Extracted data:
────

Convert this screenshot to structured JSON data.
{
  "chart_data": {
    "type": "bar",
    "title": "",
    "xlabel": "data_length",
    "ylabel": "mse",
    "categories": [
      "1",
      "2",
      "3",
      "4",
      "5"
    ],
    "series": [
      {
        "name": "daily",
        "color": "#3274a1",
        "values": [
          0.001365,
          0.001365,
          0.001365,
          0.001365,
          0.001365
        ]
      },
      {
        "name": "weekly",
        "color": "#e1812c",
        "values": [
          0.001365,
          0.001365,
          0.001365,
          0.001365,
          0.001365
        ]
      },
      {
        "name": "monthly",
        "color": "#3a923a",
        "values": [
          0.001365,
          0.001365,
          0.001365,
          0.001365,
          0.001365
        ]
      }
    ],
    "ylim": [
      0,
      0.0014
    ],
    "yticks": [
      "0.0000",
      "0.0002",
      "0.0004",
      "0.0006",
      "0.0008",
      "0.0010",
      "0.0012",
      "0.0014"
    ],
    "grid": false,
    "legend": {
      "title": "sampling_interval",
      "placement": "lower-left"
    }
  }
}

────

Exercise:
Where a line in the material above holds "color", copy that line.

Final result:
        "color": "#3274a1",
        "color": "#e1812c",
        "color": "#3a923a",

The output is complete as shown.